--- start ---

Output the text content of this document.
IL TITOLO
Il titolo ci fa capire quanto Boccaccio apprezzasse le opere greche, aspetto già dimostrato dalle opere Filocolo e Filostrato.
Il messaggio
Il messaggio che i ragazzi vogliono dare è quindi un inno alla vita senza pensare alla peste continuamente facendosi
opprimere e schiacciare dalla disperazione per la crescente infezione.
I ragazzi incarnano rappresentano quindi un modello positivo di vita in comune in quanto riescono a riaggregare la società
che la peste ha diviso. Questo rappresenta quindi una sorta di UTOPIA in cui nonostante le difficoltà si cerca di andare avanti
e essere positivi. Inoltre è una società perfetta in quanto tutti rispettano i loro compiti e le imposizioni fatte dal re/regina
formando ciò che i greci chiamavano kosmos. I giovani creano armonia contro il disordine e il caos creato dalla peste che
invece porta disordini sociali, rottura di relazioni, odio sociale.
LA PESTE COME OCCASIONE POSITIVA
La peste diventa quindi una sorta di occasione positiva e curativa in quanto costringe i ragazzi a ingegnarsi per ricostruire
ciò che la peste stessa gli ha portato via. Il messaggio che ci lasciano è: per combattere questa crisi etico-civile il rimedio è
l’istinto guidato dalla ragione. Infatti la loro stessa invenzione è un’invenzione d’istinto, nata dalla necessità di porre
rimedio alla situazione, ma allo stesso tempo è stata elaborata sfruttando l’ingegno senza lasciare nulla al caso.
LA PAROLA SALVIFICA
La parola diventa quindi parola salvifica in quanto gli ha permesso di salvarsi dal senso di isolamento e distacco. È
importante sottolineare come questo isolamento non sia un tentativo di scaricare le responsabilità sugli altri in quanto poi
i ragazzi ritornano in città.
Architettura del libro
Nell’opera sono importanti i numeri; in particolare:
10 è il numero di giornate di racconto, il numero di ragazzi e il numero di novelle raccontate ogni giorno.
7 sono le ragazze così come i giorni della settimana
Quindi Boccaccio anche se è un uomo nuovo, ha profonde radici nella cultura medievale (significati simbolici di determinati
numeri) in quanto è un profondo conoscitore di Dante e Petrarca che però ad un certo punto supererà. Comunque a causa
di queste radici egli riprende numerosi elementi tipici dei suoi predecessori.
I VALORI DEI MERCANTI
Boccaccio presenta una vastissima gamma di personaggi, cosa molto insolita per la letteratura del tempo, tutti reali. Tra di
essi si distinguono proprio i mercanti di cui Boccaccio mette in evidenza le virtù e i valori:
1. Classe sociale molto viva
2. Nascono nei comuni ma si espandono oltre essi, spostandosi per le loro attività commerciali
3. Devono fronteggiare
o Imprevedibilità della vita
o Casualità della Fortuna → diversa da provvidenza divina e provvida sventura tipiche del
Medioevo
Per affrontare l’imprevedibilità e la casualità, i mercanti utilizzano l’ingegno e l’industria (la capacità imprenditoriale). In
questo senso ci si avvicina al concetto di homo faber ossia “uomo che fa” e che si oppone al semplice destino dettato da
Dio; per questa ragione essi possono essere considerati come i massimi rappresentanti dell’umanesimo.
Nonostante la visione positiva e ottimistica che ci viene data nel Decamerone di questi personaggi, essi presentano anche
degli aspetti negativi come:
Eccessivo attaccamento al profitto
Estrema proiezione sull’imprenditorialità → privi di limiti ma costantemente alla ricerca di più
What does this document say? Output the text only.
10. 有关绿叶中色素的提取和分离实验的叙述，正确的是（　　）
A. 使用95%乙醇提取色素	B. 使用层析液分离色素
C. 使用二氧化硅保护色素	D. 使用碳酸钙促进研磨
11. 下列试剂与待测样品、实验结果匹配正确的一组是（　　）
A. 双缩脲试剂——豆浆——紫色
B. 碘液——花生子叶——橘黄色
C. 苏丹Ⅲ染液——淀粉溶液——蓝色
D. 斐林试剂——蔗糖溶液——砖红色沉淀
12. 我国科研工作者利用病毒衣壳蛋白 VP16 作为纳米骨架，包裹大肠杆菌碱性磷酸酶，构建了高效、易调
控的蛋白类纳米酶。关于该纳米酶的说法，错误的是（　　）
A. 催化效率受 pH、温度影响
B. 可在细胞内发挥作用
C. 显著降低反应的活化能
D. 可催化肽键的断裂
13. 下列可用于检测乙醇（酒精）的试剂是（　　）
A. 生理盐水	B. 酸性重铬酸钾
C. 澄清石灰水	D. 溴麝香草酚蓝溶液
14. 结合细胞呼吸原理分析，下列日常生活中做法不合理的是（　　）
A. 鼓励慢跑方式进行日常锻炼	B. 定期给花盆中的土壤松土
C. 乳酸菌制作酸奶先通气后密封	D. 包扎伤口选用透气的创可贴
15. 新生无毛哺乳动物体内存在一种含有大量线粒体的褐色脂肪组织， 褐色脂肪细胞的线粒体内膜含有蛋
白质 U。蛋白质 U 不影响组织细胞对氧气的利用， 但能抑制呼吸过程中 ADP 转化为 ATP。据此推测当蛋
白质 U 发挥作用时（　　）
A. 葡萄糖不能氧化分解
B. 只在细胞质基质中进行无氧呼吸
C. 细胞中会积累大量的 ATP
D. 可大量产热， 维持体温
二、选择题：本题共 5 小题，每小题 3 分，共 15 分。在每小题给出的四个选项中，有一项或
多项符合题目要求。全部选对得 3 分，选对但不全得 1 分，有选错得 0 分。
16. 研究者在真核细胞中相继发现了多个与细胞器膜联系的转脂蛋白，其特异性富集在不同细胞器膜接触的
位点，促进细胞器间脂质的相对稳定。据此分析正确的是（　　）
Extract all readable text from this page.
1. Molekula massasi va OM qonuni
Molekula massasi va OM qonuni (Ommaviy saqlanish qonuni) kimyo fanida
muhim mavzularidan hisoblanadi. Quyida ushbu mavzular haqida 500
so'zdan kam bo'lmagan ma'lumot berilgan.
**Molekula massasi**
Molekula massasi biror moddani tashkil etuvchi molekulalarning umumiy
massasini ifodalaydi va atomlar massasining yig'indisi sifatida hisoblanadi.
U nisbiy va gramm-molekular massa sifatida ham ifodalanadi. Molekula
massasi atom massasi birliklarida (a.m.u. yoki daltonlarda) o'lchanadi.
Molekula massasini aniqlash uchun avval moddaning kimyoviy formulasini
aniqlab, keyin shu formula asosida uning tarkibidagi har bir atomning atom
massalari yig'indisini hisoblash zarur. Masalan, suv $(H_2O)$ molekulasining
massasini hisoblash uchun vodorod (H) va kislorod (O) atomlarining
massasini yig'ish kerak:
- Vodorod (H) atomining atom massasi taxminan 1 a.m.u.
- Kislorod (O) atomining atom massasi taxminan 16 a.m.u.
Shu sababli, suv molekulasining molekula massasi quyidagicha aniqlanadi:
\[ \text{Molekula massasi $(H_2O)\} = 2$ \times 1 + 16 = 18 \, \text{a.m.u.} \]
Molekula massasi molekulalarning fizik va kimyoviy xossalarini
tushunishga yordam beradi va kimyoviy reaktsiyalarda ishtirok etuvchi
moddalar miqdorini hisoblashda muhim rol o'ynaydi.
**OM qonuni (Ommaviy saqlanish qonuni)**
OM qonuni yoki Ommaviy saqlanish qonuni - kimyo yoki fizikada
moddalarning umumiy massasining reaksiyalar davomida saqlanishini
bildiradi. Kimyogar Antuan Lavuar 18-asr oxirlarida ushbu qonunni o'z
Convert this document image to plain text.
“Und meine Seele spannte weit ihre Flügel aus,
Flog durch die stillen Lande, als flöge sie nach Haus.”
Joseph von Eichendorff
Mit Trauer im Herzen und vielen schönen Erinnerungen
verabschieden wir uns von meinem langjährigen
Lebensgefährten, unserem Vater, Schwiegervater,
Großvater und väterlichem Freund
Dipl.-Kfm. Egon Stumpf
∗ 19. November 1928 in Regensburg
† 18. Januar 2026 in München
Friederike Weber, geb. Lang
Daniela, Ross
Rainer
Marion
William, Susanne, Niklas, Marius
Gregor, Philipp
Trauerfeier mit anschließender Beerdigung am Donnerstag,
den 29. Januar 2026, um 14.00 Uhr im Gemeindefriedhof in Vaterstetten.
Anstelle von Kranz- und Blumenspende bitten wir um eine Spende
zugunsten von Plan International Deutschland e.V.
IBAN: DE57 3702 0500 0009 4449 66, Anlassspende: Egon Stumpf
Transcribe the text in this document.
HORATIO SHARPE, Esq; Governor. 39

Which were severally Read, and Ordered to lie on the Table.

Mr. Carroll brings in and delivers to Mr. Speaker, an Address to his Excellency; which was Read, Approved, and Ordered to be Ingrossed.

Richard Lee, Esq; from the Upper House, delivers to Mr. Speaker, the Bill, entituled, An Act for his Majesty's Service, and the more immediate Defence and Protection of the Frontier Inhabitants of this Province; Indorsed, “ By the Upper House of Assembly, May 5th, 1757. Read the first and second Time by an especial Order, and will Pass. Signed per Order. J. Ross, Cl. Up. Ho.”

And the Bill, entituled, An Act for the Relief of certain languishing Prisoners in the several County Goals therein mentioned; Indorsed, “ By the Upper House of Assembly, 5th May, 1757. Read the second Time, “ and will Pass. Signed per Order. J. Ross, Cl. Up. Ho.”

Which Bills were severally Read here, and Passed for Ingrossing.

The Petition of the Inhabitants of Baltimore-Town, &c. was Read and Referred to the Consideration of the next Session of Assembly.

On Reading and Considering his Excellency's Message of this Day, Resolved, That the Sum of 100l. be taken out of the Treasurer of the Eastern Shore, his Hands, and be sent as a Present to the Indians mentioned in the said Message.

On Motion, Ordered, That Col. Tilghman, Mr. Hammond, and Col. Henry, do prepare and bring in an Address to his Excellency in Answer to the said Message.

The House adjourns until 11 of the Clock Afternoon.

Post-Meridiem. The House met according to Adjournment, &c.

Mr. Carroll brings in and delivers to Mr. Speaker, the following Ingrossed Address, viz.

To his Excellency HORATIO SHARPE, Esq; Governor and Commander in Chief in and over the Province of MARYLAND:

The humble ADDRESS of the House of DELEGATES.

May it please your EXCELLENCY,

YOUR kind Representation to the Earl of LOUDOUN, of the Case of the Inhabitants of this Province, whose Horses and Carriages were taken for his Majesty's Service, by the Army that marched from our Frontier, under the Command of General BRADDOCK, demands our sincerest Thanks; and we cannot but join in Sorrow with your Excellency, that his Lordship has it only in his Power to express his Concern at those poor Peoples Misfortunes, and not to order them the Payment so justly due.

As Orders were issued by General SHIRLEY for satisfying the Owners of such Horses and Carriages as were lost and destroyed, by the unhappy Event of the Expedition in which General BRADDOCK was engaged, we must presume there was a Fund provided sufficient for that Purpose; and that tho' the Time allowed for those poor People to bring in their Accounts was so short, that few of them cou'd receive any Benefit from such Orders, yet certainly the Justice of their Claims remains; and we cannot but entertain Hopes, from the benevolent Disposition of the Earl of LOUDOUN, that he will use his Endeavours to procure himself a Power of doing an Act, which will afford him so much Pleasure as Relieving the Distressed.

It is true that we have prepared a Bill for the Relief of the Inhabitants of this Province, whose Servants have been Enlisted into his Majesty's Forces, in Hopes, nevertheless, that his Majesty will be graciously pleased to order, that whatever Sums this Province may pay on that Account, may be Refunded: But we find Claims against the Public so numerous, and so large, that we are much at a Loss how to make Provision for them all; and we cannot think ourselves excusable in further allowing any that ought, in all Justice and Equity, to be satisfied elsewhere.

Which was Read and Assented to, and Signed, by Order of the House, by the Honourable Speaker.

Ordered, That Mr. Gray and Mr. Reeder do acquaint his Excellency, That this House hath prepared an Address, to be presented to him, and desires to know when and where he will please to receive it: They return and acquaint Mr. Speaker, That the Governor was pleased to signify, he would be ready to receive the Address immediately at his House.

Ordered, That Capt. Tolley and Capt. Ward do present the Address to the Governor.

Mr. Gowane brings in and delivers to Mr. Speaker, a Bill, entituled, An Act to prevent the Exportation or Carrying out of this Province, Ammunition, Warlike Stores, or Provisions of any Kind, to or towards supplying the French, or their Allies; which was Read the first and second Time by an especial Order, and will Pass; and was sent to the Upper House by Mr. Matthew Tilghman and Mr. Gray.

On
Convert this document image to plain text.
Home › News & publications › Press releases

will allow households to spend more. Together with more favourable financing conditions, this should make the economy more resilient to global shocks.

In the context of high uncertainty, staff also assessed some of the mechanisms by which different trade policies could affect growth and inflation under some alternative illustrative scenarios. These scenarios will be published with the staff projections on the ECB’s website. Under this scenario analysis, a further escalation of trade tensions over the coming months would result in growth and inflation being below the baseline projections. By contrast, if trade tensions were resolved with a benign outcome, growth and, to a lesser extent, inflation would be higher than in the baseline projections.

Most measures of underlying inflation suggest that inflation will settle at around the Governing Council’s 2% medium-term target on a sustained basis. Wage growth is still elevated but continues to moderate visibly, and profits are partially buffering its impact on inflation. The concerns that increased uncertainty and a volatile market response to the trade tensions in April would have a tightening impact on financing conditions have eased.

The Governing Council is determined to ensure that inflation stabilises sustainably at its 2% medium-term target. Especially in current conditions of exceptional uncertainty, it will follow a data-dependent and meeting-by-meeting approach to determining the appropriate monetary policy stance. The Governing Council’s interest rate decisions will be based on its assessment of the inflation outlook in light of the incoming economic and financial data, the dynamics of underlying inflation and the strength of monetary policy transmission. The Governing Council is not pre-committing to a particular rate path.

--- end ---

◆ YOUR INSTRUCTIONS:
For the listing above, identify each line bearing "sorta".

◆ PROBLEM SOLUTION:
che la peste ha diviso. Questo rappresenta quindi una sorta di UTOPIA in cui nonostante le difficoltà si cerca di andare avanti
La peste diventa quindi una sorta di occasione positiva e curativa in quanto costringe i ragazzi a ingegnarsi per ricostruire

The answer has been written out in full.